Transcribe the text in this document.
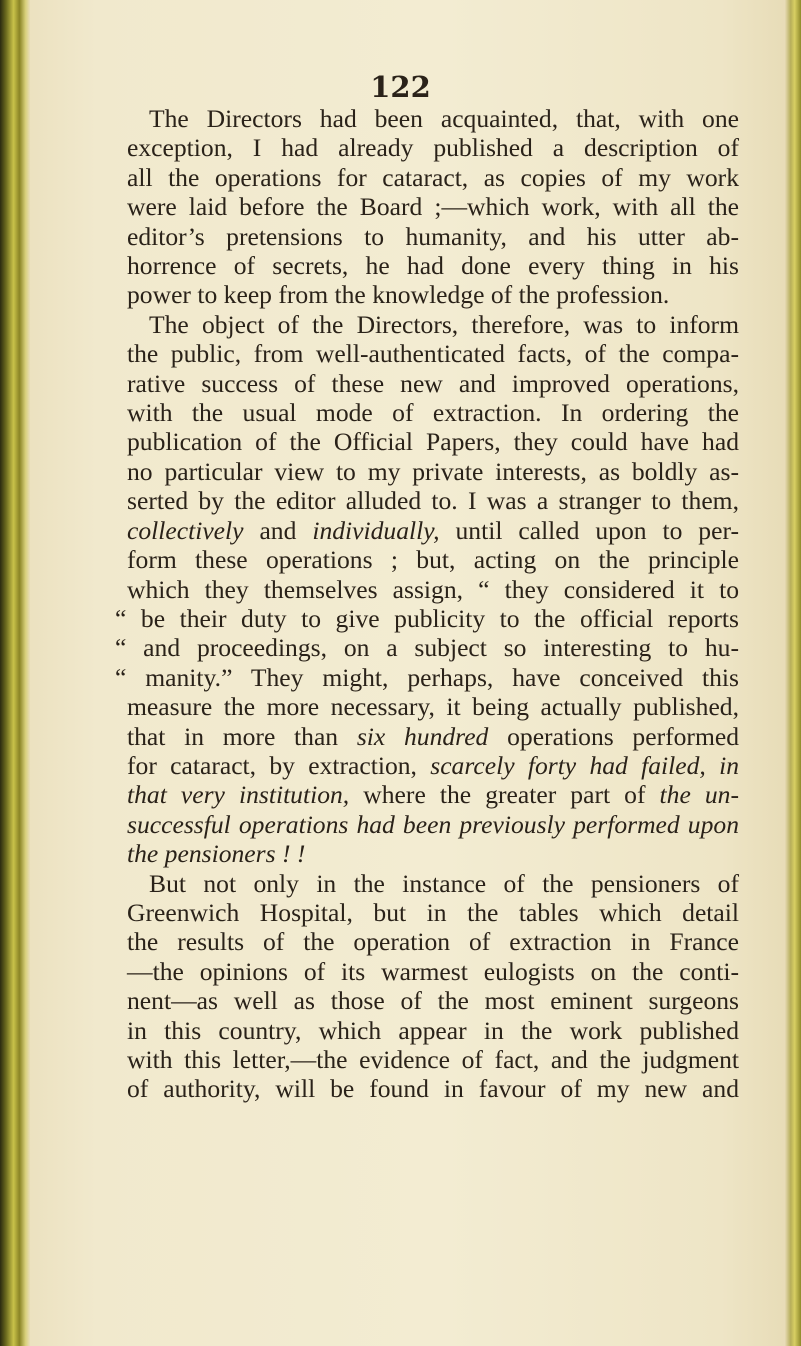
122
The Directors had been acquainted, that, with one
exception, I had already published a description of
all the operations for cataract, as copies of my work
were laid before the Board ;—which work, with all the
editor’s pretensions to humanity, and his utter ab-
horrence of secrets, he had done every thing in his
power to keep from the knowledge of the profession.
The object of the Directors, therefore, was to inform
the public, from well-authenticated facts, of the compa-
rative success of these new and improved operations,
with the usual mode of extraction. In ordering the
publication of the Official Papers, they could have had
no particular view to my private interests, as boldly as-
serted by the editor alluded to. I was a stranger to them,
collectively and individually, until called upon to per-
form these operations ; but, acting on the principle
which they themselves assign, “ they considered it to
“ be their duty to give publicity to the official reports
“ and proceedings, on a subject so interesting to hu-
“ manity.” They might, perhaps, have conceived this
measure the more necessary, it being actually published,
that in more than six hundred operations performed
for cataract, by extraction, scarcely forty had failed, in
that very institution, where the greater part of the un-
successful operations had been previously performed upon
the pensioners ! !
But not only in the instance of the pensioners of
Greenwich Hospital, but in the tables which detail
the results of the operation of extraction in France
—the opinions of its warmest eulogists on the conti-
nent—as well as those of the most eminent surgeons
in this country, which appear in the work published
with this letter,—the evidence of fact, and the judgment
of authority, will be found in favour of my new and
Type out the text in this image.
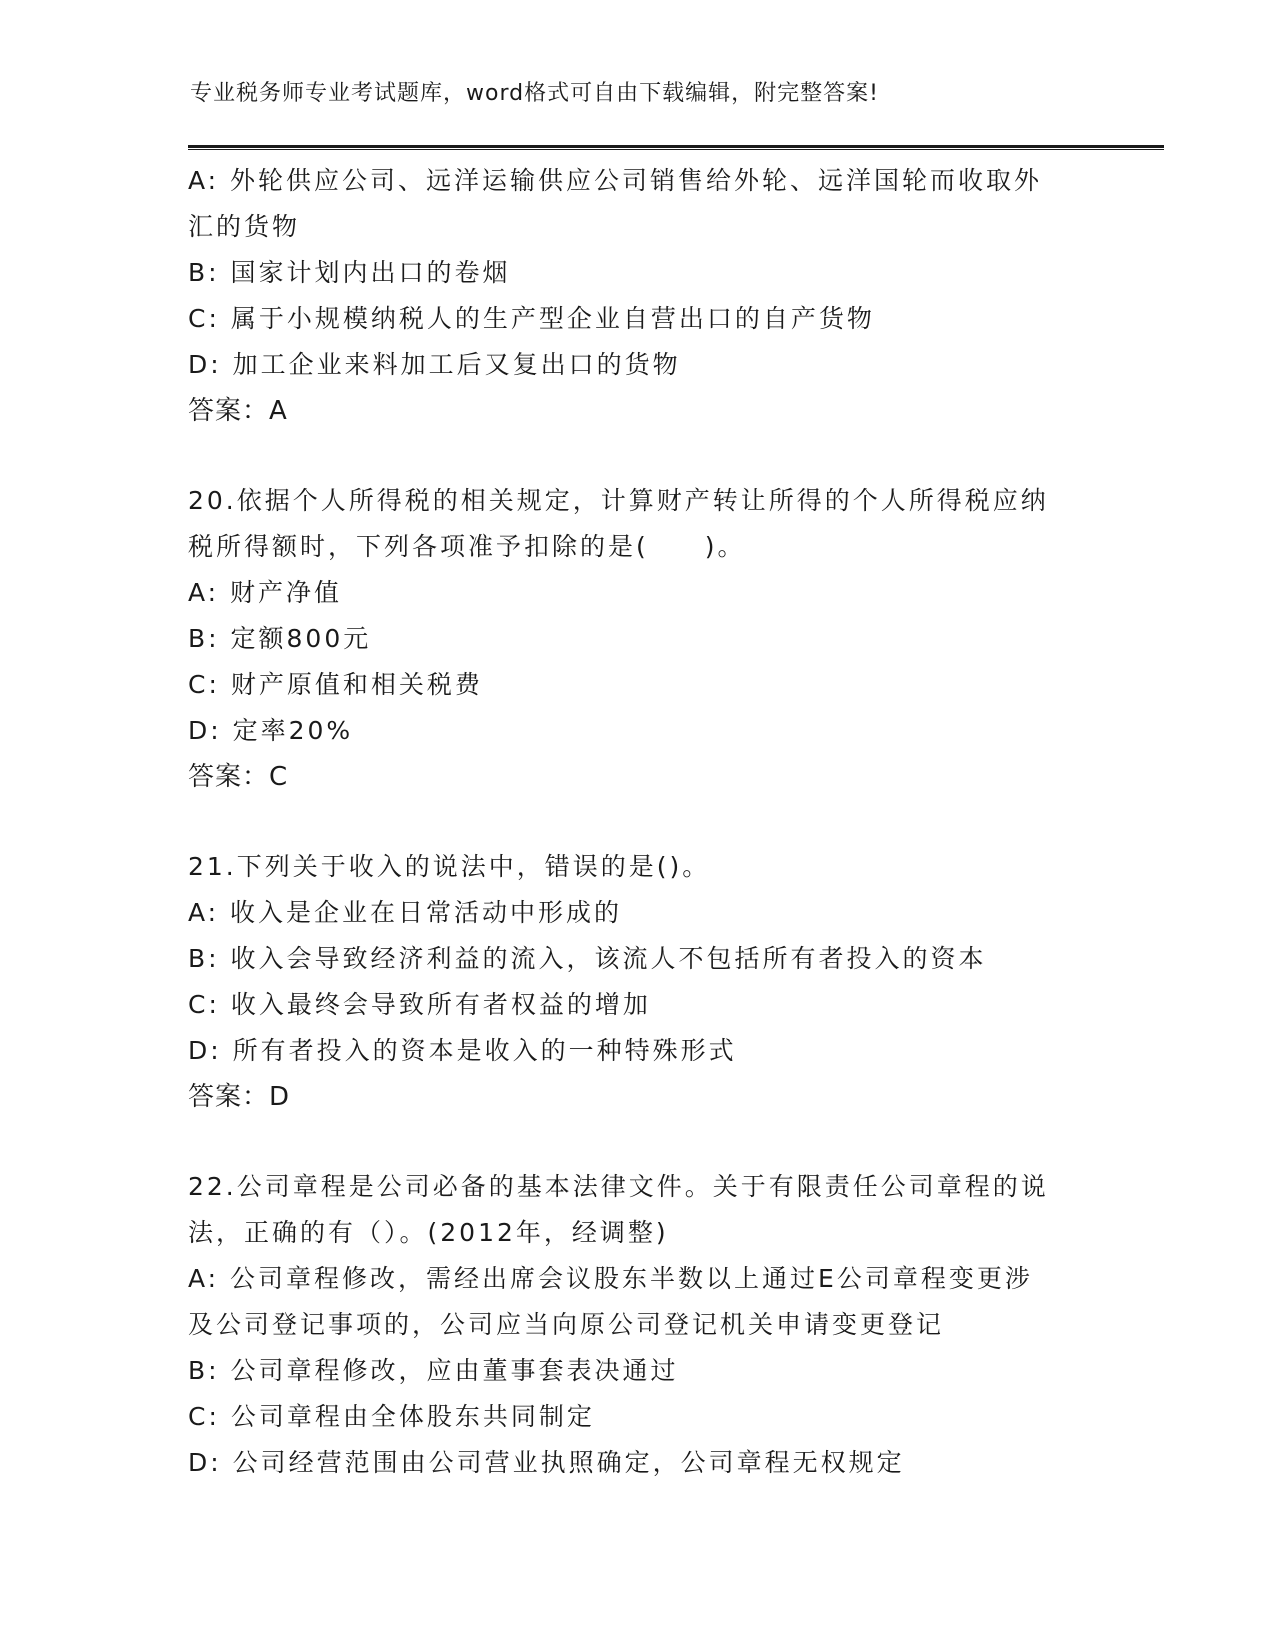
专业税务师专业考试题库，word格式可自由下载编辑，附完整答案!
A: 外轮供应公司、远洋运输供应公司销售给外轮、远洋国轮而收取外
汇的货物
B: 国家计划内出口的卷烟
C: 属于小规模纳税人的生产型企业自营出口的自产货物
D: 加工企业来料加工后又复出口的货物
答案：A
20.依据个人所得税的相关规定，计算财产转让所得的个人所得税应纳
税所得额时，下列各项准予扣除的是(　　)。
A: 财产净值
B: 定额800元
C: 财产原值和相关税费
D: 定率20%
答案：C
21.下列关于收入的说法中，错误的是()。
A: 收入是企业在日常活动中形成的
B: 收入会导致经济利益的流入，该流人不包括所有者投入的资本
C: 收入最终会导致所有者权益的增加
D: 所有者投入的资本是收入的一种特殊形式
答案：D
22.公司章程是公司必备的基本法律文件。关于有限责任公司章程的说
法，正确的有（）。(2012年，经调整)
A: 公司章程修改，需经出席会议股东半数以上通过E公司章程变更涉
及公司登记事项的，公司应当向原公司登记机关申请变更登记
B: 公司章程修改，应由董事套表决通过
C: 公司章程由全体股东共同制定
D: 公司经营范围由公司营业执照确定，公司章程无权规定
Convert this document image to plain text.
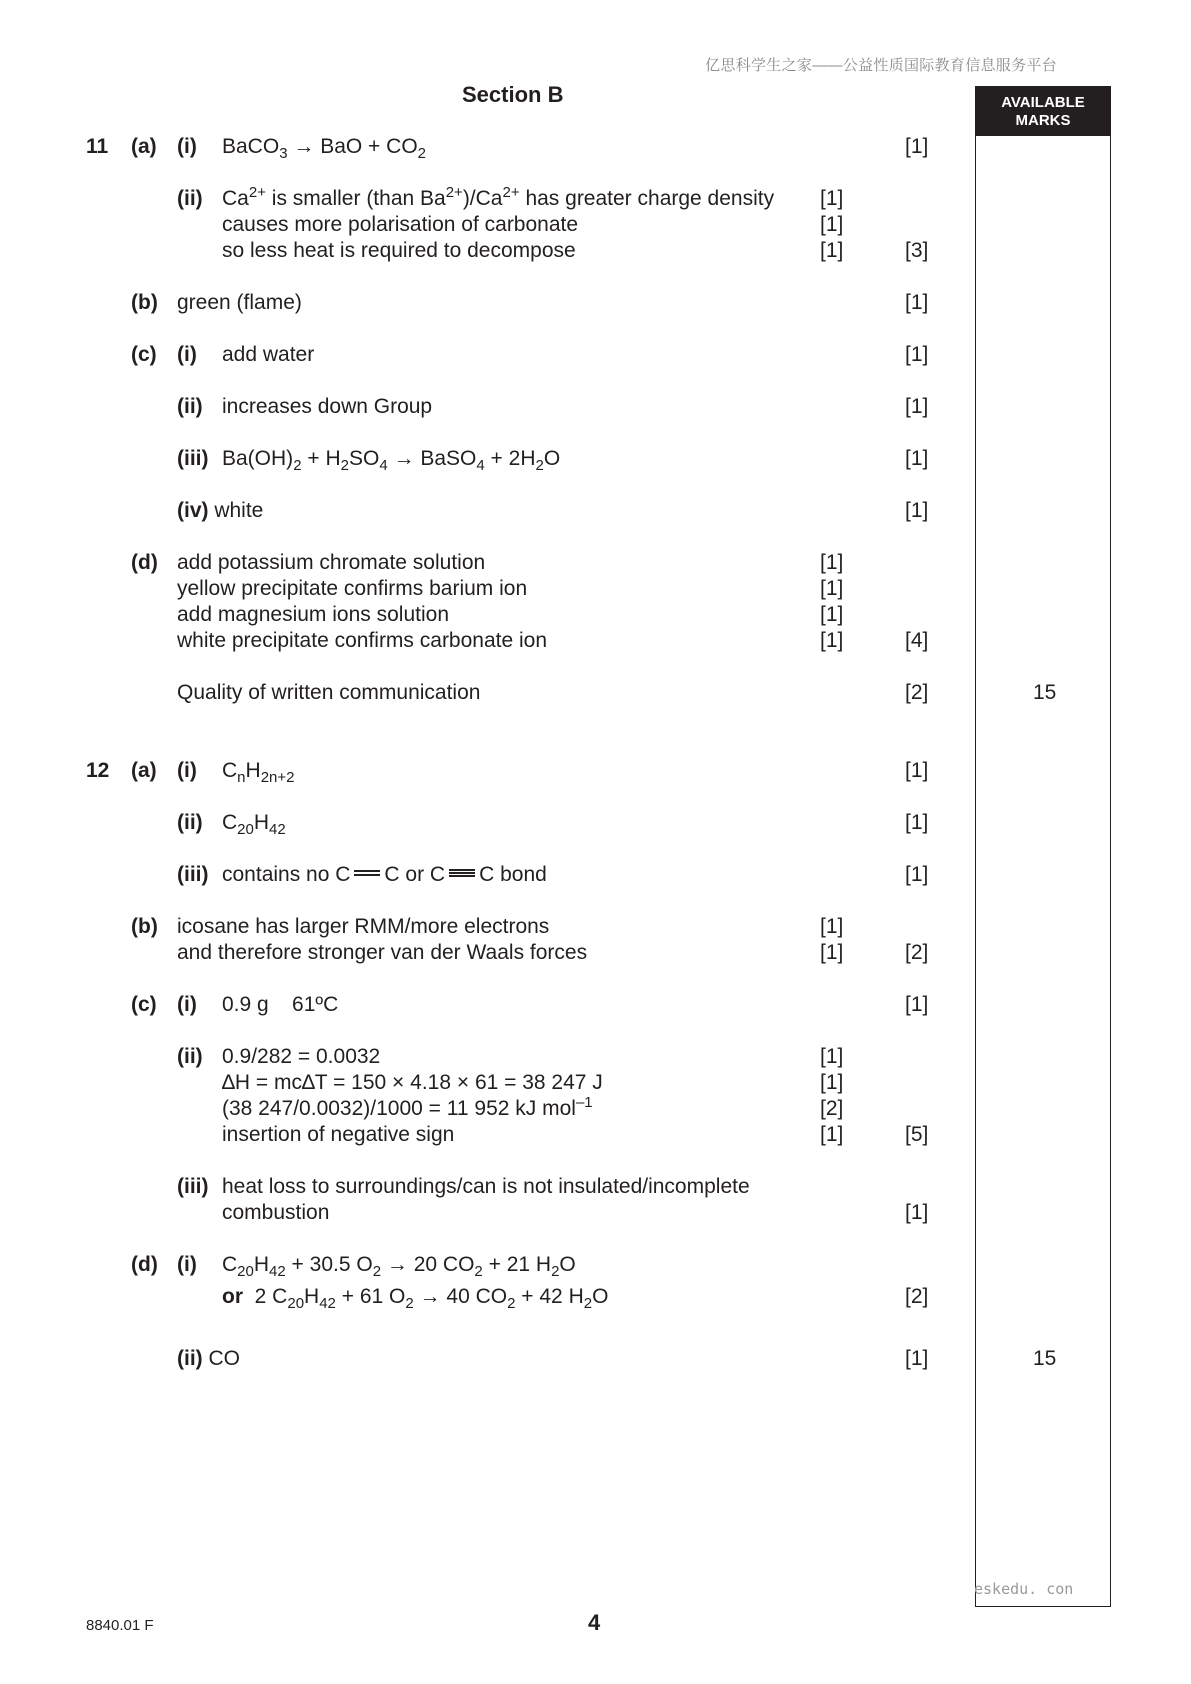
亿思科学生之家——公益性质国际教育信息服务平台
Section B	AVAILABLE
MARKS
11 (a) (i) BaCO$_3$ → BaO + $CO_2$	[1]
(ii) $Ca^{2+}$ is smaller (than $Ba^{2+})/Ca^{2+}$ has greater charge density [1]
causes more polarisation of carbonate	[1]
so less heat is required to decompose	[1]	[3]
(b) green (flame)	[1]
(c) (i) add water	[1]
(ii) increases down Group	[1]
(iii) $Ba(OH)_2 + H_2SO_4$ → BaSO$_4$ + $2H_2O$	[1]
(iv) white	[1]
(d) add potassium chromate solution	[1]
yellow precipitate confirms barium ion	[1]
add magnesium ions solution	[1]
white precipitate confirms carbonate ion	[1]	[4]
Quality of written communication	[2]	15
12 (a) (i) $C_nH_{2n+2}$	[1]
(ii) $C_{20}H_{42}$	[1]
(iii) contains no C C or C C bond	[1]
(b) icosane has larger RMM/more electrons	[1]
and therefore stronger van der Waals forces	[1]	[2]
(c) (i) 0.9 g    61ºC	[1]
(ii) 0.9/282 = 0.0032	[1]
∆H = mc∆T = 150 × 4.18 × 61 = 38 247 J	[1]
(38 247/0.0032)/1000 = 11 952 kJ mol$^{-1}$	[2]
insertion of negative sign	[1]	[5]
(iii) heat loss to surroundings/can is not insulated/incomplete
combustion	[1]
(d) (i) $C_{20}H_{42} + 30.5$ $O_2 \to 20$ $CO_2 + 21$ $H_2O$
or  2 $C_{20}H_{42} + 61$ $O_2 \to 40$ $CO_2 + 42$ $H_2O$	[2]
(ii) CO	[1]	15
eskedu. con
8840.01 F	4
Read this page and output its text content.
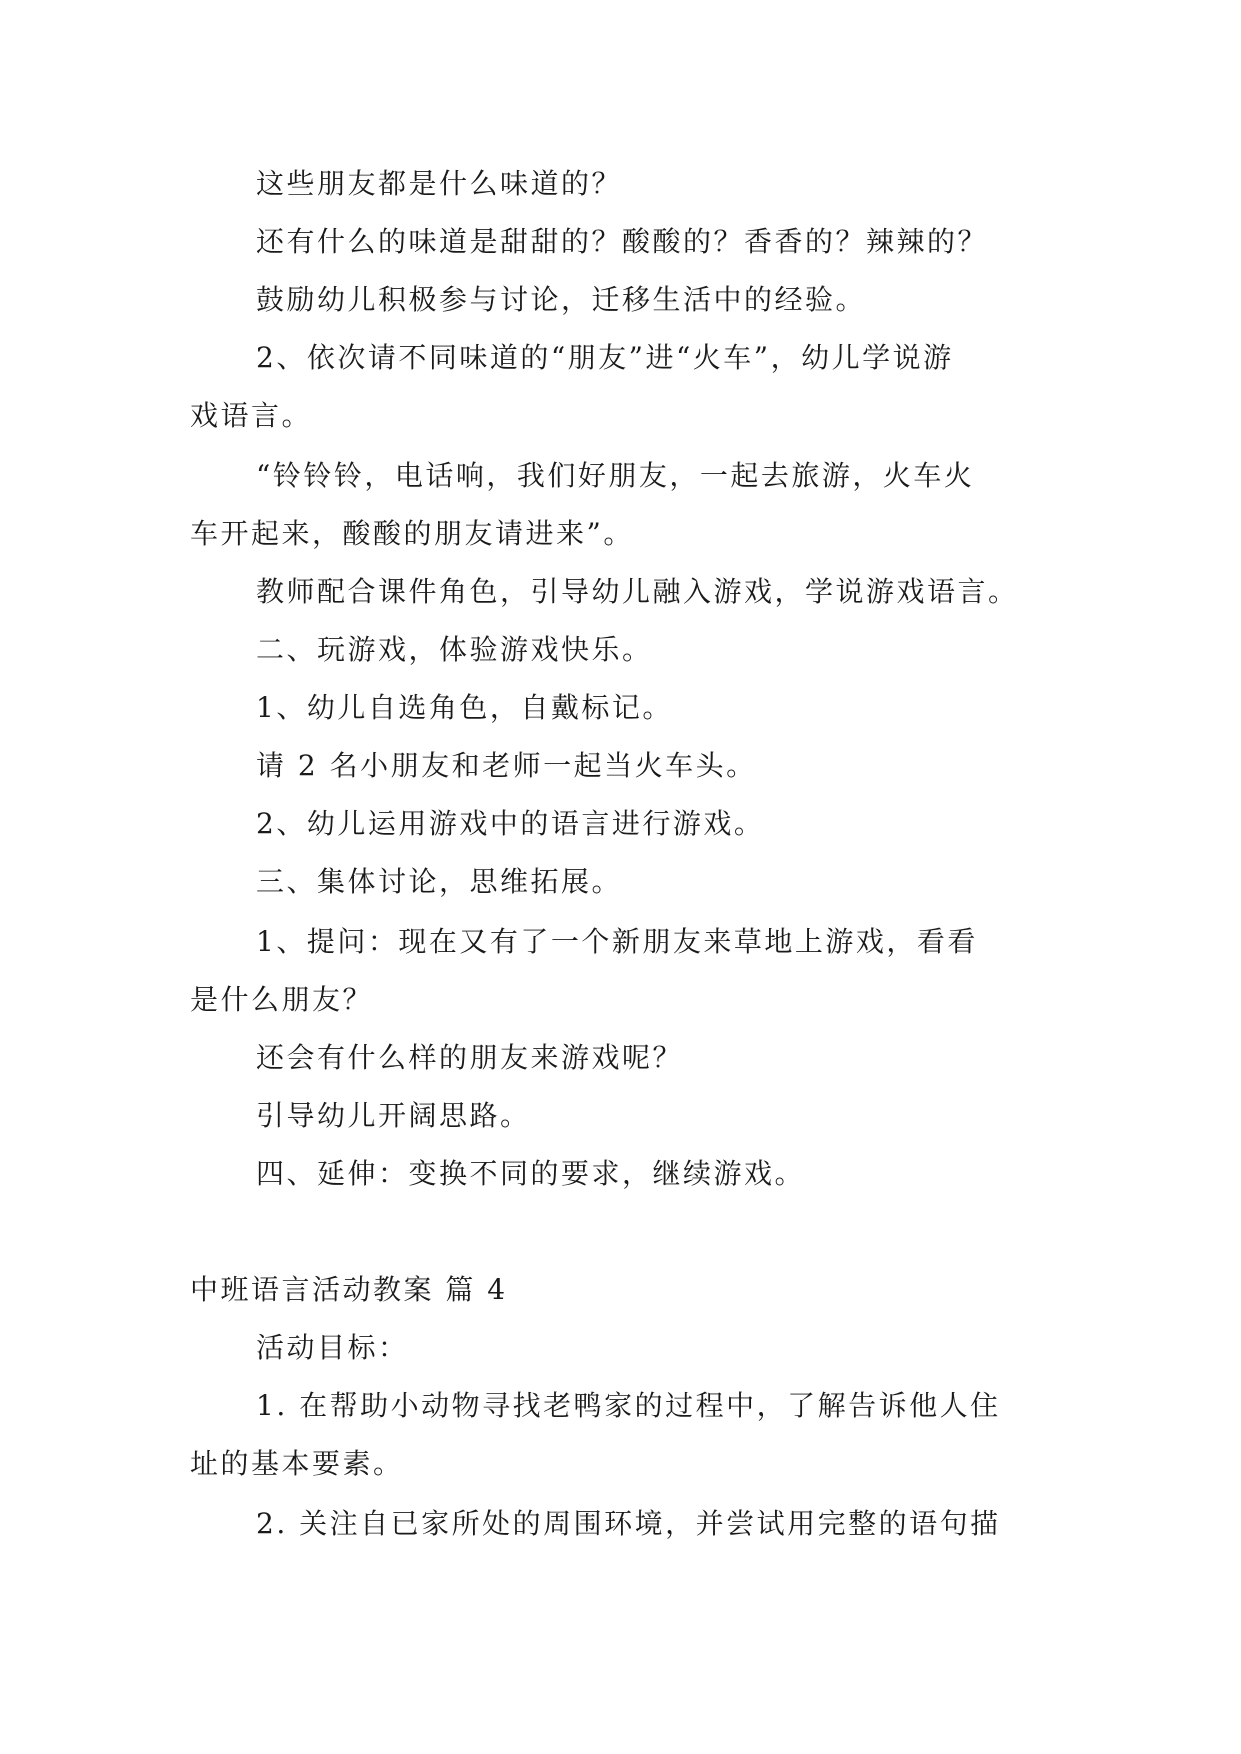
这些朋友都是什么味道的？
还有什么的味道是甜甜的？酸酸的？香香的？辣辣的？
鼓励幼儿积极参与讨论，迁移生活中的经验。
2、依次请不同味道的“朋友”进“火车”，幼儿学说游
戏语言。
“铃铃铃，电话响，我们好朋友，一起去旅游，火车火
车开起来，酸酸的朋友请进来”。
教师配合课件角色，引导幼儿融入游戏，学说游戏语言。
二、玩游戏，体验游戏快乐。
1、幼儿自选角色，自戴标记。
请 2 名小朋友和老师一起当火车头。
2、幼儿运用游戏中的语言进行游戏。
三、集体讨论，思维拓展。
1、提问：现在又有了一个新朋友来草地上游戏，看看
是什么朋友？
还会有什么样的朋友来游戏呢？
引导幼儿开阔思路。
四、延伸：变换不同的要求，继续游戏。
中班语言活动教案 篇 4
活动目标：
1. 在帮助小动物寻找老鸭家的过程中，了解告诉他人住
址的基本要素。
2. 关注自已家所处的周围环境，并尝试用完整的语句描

| What is asked |
Starting at the line that contains "Read this page and output its text content.", extract each line through the last line of the material exactly as written, and include no pictures.

| Task solution |
Read this page and output its text content.
这些朋友都是什么味道的？
还有什么的味道是甜甜的？酸酸的？香香的？辣辣的？
鼓励幼儿积极参与讨论，迁移生活中的经验。
2、依次请不同味道的“朋友”进“火车”，幼儿学说游
戏语言。
“铃铃铃，电话响，我们好朋友，一起去旅游，火车火
车开起来，酸酸的朋友请进来”。
教师配合课件角色，引导幼儿融入游戏，学说游戏语言。
二、玩游戏，体验游戏快乐。
1、幼儿自选角色，自戴标记。
请 2 名小朋友和老师一起当火车头。
2、幼儿运用游戏中的语言进行游戏。
三、集体讨论，思维拓展。
1、提问：现在又有了一个新朋友来草地上游戏，看看
是什么朋友？
还会有什么样的朋友来游戏呢？
引导幼儿开阔思路。
四、延伸：变换不同的要求，继续游戏。
中班语言活动教案 篇 4
活动目标：
1. 在帮助小动物寻找老鸭家的过程中，了解告诉他人住
址的基本要素。
2. 关注自已家所处的周围环境，并尝试用完整的语句描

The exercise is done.